[Recorded data]
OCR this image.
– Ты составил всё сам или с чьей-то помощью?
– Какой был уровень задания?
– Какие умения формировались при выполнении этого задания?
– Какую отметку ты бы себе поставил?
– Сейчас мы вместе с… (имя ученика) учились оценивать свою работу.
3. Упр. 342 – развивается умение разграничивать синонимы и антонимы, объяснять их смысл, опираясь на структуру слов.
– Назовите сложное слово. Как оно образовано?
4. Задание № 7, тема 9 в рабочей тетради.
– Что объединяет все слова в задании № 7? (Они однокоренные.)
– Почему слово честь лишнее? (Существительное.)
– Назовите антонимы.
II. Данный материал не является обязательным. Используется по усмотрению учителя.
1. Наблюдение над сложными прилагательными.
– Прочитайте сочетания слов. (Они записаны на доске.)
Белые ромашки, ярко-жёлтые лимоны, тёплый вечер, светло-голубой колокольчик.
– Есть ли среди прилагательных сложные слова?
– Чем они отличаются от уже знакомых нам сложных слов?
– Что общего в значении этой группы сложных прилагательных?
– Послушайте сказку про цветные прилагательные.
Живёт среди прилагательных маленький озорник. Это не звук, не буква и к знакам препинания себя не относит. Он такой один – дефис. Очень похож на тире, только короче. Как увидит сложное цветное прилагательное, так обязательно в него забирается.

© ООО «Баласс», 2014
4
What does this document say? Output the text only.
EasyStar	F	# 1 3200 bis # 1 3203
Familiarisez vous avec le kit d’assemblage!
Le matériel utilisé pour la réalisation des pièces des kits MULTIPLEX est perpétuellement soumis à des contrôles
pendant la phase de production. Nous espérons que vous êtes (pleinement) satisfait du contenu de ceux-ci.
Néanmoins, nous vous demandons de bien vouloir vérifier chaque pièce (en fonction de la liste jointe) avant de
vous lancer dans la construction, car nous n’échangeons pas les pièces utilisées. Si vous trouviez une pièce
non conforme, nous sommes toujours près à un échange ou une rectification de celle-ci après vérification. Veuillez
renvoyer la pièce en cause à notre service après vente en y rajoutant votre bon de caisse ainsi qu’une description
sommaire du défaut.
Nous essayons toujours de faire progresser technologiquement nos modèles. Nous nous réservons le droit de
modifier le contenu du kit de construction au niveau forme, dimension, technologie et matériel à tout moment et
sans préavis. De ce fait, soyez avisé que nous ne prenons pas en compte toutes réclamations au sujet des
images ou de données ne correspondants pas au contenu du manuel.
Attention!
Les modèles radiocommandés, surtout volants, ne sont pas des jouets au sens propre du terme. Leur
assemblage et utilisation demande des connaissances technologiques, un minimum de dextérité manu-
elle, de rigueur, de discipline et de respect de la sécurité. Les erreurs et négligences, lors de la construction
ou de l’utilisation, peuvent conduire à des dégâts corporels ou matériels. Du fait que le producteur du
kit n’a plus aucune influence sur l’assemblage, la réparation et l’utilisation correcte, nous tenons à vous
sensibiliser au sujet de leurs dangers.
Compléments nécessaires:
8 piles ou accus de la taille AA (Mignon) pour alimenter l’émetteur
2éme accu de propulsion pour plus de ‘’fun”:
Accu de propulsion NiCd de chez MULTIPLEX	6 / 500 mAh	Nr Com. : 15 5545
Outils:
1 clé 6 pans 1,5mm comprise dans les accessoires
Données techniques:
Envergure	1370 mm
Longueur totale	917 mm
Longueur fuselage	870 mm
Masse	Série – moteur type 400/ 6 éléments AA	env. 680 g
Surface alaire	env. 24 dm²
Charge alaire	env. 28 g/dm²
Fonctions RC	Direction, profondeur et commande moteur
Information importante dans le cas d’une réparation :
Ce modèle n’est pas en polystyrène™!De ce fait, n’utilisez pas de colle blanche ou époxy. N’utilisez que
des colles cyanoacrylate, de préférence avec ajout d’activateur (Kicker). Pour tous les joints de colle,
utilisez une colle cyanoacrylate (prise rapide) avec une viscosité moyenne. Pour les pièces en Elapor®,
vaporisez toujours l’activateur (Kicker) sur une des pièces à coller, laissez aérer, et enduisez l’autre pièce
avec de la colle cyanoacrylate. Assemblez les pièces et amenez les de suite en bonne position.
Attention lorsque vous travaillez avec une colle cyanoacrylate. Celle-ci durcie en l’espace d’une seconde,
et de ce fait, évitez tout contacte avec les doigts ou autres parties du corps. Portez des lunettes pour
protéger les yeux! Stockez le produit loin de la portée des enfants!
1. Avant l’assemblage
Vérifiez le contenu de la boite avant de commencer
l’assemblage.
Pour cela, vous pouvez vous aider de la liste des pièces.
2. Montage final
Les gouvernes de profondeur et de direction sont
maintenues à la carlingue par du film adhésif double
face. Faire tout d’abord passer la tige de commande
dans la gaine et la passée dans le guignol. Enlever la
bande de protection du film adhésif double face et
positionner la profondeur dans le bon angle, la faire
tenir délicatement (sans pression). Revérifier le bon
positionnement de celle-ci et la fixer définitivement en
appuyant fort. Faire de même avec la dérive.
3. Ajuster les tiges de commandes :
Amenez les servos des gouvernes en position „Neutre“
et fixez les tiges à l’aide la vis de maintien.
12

> [EXERCISE OBJECTIVE]
Repeat each record in full; every line must match exactly.

> [TASK OUTPUT]
OCR this image.
– Ты составил всё сам или с чьей-то помощью?
– Какой был уровень задания?
– Какие умения формировались при выполнении этого задания?
– Какую отметку ты бы себе поставил?
– Сейчас мы вместе с… (имя ученика) учились оценивать свою работу.
3. Упр. 342 – развивается умение разграничивать синонимы и антонимы, объяснять их смысл, опираясь на структуру слов.
– Назовите сложное слово. Как оно образовано?
4. Задание № 7, тема 9 в рабочей тетради.
– Что объединяет все слова в задании № 7? (Они однокоренные.)
– Почему слово честь лишнее? (Существительное.)
– Назовите антонимы.
II. Данный материал не является обязательным. Используется по усмотрению учителя.
1. Наблюдение над сложными прилагательными.
– Прочитайте сочетания слов. (Они записаны на доске.)
Белые ромашки, ярко-жёлтые лимоны, тёплый вечер, светло-голубой колокольчик.
– Есть ли среди прилагательных сложные слова?
– Чем они отличаются от уже знакомых нам сложных слов?
– Что общего в значении этой группы сложных прилагательных?
– Послушайте сказку про цветные прилагательные.
Живёт среди прилагательных маленький озорник. Это не звук, не буква и к знакам препинания себя не относит. Он такой один – дефис. Очень похож на тире, только короче. Как увидит сложное цветное прилагательное, так обязательно в него забирается.

© ООО «Баласс», 2014
4
What does this document say? Output the text only.
EasyStar	F	# 1 3200 bis # 1 3203
Familiarisez vous avec le kit d’assemblage!
Le matériel utilisé pour la réalisation des pièces des kits MULTIPLEX est perpétuellement soumis à des contrôles
pendant la phase de production. Nous espérons que vous êtes (pleinement) satisfait du contenu de ceux-ci.
Néanmoins, nous vous demandons de bien vouloir vérifier chaque pièce (en fonction de la liste jointe) avant de
vous lancer dans la construction, car nous n’échangeons pas les pièces utilisées. Si vous trouviez une pièce
non conforme, nous sommes toujours près à un échange ou une rectification de celle-ci après vérification. Veuillez
renvoyer la pièce en cause à notre service après vente en y rajoutant votre bon de caisse ainsi qu’une description
sommaire du défaut.
Nous essayons toujours de faire progresser technologiquement nos modèles. Nous nous réservons le droit de
modifier le contenu du kit de construction au niveau forme, dimension, technologie et matériel à tout moment et
sans préavis. De ce fait, soyez avisé que nous ne prenons pas en compte toutes réclamations au sujet des
images ou de données ne correspondants pas au contenu du manuel.
Attention!
Les modèles radiocommandés, surtout volants, ne sont pas des jouets au sens propre du terme. Leur
assemblage et utilisation demande des connaissances technologiques, un minimum de dextérité manu-
elle, de rigueur, de discipline et de respect de la sécurité. Les erreurs et négligences, lors de la construction
ou de l’utilisation, peuvent conduire à des dégâts corporels ou matériels. Du fait que le producteur du
kit n’a plus aucune influence sur l’assemblage, la réparation et l’utilisation correcte, nous tenons à vous
sensibiliser au sujet de leurs dangers.
Compléments nécessaires:
8 piles ou accus de la taille AA (Mignon) pour alimenter l’émetteur
2éme accu de propulsion pour plus de ‘’fun”:
Accu de propulsion NiCd de chez MULTIPLEX	6 / 500 mAh	Nr Com. : 15 5545
Outils:
1 clé 6 pans 1,5mm comprise dans les accessoires
Données techniques:
Envergure	1370 mm
Longueur totale	917 mm
Longueur fuselage	870 mm
Masse	Série – moteur type 400/ 6 éléments AA	env. 680 g
Surface alaire	env. 24 dm²
Charge alaire	env. 28 g/dm²
Fonctions RC	Direction, profondeur et commande moteur
Information importante dans le cas d’une réparation :
Ce modèle n’est pas en polystyrène™!De ce fait, n’utilisez pas de colle blanche ou époxy. N’utilisez que
des colles cyanoacrylate, de préférence avec ajout d’activateur (Kicker). Pour tous les joints de colle,
utilisez une colle cyanoacrylate (prise rapide) avec une viscosité moyenne. Pour les pièces en Elapor®,
vaporisez toujours l’activateur (Kicker) sur une des pièces à coller, laissez aérer, et enduisez l’autre pièce
avec de la colle cyanoacrylate. Assemblez les pièces et amenez les de suite en bonne position.
Attention lorsque vous travaillez avec une colle cyanoacrylate. Celle-ci durcie en l’espace d’une seconde,
et de ce fait, évitez tout contacte avec les doigts ou autres parties du corps. Portez des lunettes pour
protéger les yeux! Stockez le produit loin de la portée des enfants!
1. Avant l’assemblage
Vérifiez le contenu de la boite avant de commencer
l’assemblage.
Pour cela, vous pouvez vous aider de la liste des pièces.
2. Montage final
Les gouvernes de profondeur et de direction sont
maintenues à la carlingue par du film adhésif double
face. Faire tout d’abord passer la tige de commande
dans la gaine et la passée dans le guignol. Enlever la
bande de protection du film adhésif double face et
positionner la profondeur dans le bon angle, la faire
tenir délicatement (sans pression). Revérifier le bon
positionnement de celle-ci et la fixer définitivement en
appuyant fort. Faire de même avec la dérive.
3. Ajuster les tiges de commandes :
Amenez les servos des gouvernes en position „Neutre“
et fixez les tiges à l’aide la vis de maintien.
12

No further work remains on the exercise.